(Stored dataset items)
[start]

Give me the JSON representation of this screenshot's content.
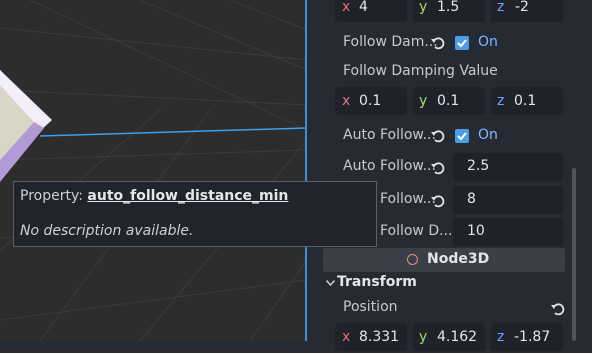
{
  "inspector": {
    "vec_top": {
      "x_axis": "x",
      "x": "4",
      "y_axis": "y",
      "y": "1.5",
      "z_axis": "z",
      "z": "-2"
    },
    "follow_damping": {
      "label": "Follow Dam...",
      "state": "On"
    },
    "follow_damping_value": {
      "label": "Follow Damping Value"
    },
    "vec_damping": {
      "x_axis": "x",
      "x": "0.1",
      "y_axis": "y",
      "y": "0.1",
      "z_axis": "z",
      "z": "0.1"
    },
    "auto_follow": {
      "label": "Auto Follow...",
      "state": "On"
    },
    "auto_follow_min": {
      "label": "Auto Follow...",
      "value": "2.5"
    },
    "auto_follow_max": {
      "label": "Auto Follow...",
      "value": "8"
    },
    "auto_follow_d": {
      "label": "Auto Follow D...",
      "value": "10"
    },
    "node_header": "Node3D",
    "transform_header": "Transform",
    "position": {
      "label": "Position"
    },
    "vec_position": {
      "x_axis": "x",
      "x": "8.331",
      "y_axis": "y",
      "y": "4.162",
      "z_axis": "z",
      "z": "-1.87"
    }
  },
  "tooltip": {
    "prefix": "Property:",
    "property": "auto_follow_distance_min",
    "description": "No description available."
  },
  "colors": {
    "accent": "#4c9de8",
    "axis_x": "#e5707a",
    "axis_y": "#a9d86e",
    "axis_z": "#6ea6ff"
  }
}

[end]

:: What to work on ::
Compute the number of lines above that contain the string "label". Reply with that value only.

:: Exercise output ::
7